- **INSTRUCTIONS TO FOLLOW**: All of the data should be output character for character, except the pictures.

- **WORKING DATA**:
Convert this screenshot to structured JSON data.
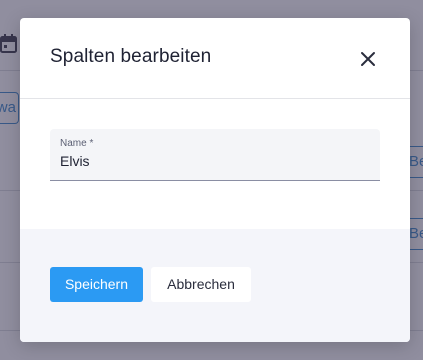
{
  "background": {
    "left_button_fragment": "ewa",
    "right_button_fragments": [
      "Be",
      "Be"
    ]
  },
  "dialog": {
    "title": "Spalten bearbeiten",
    "close_icon": "close-icon",
    "field": {
      "label": "Name *",
      "value": "Elvis"
    },
    "buttons": {
      "save": "Speichern",
      "cancel": "Abbrechen"
    }
  },
  "colors": {
    "overlay": "#403c5a",
    "primary": "#2b9af3",
    "footer_bg": "#f4f5fa",
    "field_bg": "#f4f5f8",
    "background_link": "#2f80c9"
  }
}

- **PROBLEM SOLUTION**:
Convert this screenshot to structured JSON data.
{
  "background": {
    "left_button_fragment": "ewa",
    "right_button_fragments": [
      "Be",
      "Be"
    ]
  },
  "dialog": {
    "title": "Spalten bearbeiten",
    "close_icon": "close-icon",
    "field": {
      "label": "Name *",
      "value": "Elvis"
    },
    "buttons": {
      "save": "Speichern",
      "cancel": "Abbrechen"
    }
  },
  "colors": {
    "overlay": "#403c5a",
    "primary": "#2b9af3",
    "footer_bg": "#f4f5fa",
    "field_bg": "#f4f5f8",
    "background_link": "#2f80c9"
  }
}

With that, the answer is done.